## [Exercise details]
Reproduce each line of the listing exactly.

* * *

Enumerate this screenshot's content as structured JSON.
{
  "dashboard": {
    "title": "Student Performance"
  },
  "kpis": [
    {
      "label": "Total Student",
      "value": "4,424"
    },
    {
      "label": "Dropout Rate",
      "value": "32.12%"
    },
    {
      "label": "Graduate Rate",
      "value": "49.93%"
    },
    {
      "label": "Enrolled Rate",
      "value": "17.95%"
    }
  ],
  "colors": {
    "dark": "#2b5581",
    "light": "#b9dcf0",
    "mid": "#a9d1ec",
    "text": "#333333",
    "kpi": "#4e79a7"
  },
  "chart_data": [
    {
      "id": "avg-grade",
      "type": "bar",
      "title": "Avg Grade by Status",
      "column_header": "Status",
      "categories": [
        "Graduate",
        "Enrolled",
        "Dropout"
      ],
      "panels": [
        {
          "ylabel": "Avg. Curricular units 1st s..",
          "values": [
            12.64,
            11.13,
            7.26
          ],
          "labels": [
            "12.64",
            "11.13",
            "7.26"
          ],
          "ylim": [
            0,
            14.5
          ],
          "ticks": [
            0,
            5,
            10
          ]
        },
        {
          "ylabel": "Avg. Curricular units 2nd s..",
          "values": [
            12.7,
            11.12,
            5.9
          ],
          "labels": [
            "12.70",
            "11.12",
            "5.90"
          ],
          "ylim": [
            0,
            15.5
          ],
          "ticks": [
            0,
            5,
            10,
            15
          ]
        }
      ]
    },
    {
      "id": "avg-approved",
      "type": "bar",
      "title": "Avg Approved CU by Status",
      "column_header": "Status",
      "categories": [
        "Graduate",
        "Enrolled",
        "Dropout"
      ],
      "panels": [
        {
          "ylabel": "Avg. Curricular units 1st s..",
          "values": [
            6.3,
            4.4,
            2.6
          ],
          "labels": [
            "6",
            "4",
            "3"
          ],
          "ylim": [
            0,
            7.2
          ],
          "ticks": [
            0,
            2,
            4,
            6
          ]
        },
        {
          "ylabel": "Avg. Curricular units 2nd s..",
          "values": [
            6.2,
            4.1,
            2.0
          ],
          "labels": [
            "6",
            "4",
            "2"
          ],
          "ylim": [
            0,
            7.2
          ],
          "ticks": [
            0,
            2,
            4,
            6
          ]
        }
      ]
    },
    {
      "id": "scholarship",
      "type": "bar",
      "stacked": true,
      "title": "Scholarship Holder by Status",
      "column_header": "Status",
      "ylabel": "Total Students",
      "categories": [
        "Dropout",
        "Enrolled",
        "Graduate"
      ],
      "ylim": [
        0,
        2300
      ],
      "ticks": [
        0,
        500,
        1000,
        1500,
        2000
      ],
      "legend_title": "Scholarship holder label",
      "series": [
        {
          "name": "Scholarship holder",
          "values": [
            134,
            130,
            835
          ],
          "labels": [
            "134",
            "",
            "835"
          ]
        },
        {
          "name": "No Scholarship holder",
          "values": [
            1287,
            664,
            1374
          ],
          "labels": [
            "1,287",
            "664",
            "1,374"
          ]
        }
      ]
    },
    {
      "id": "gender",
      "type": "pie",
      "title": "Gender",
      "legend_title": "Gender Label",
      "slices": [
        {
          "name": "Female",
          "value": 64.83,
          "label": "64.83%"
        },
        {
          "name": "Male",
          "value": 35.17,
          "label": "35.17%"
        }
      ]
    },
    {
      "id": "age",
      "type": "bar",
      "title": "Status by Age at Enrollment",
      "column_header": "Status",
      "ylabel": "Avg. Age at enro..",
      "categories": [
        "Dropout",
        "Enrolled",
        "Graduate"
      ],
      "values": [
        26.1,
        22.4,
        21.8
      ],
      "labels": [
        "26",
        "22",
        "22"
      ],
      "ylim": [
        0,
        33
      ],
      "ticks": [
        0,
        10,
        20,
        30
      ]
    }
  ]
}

* * *

## [Problem solution]
Enumerate this screenshot's content as structured JSON.
{
  "dashboard": {
    "title": "Student Performance"
  },
  "kpis": [
    {
      "label": "Total Student",
      "value": "4,424"
    },
    {
      "label": "Dropout Rate",
      "value": "32.12%"
    },
    {
      "label": "Graduate Rate",
      "value": "49.93%"
    },
    {
      "label": "Enrolled Rate",
      "value": "17.95%"
    }
  ],
  "colors": {
    "dark": "#2b5581",
    "light": "#b9dcf0",
    "mid": "#a9d1ec",
    "text": "#333333",
    "kpi": "#4e79a7"
  },
  "chart_data": [
    {
      "id": "avg-grade",
      "type": "bar",
      "title": "Avg Grade by Status",
      "column_header": "Status",
      "categories": [
        "Graduate",
        "Enrolled",
        "Dropout"
      ],
      "panels": [
        {
          "ylabel": "Avg. Curricular units 1st s..",
          "values": [
            12.64,
            11.13,
            7.26
          ],
          "labels": [
            "12.64",
            "11.13",
            "7.26"
          ],
          "ylim": [
            0,
            14.5
          ],
          "ticks": [
            0,
            5,
            10
          ]
        },
        {
          "ylabel": "Avg. Curricular units 2nd s..",
          "values": [
            12.7,
            11.12,
            5.9
          ],
          "labels": [
            "12.70",
            "11.12",
            "5.90"
          ],
          "ylim": [
            0,
            15.5
          ],
          "ticks": [
            0,
            5,
            10,
            15
          ]
        }
      ]
    },
    {
      "id": "avg-approved",
      "type": "bar",
      "title": "Avg Approved CU by Status",
      "column_header": "Status",
      "categories": [
        "Graduate",
        "Enrolled",
        "Dropout"
      ],
      "panels": [
        {
          "ylabel": "Avg. Curricular units 1st s..",
          "values": [
            6.3,
            4.4,
            2.6
          ],
          "labels": [
            "6",
            "4",
            "3"
          ],
          "ylim": [
            0,
            7.2
          ],
          "ticks": [
            0,
            2,
            4,
            6
          ]
        },
        {
          "ylabel": "Avg. Curricular units 2nd s..",
          "values": [
            6.2,
            4.1,
            2.0
          ],
          "labels": [
            "6",
            "4",
            "2"
          ],
          "ylim": [
            0,
            7.2
          ],
          "ticks": [
            0,
            2,
            4,
            6
          ]
        }
      ]
    },
    {
      "id": "scholarship",
      "type": "bar",
      "stacked": true,
      "title": "Scholarship Holder by Status",
      "column_header": "Status",
      "ylabel": "Total Students",
      "categories": [
        "Dropout",
        "Enrolled",
        "Graduate"
      ],
      "ylim": [
        0,
        2300
      ],
      "ticks": [
        0,
        500,
        1000,
        1500,
        2000
      ],
      "legend_title": "Scholarship holder label",
      "series": [
        {
          "name": "Scholarship holder",
          "values": [
            134,
            130,
            835
          ],
          "labels": [
            "134",
            "",
            "835"
          ]
        },
        {
          "name": "No Scholarship holder",
          "values": [
            1287,
            664,
            1374
          ],
          "labels": [
            "1,287",
            "664",
            "1,374"
          ]
        }
      ]
    },
    {
      "id": "gender",
      "type": "pie",
      "title": "Gender",
      "legend_title": "Gender Label",
      "slices": [
        {
          "name": "Female",
          "value": 64.83,
          "label": "64.83%"
        },
        {
          "name": "Male",
          "value": 35.17,
          "label": "35.17%"
        }
      ]
    },
    {
      "id": "age",
      "type": "bar",
      "title": "Status by Age at Enrollment",
      "column_header": "Status",
      "ylabel": "Avg. Age at enro..",
      "categories": [
        "Dropout",
        "Enrolled",
        "Graduate"
      ],
      "values": [
        26.1,
        22.4,
        21.8
      ],
      "labels": [
        "26",
        "22",
        "22"
      ],
      "ylim": [
        0,
        33
      ],
      "ticks": [
        0,
        10,
        20,
        30
      ]
    }
  ]
}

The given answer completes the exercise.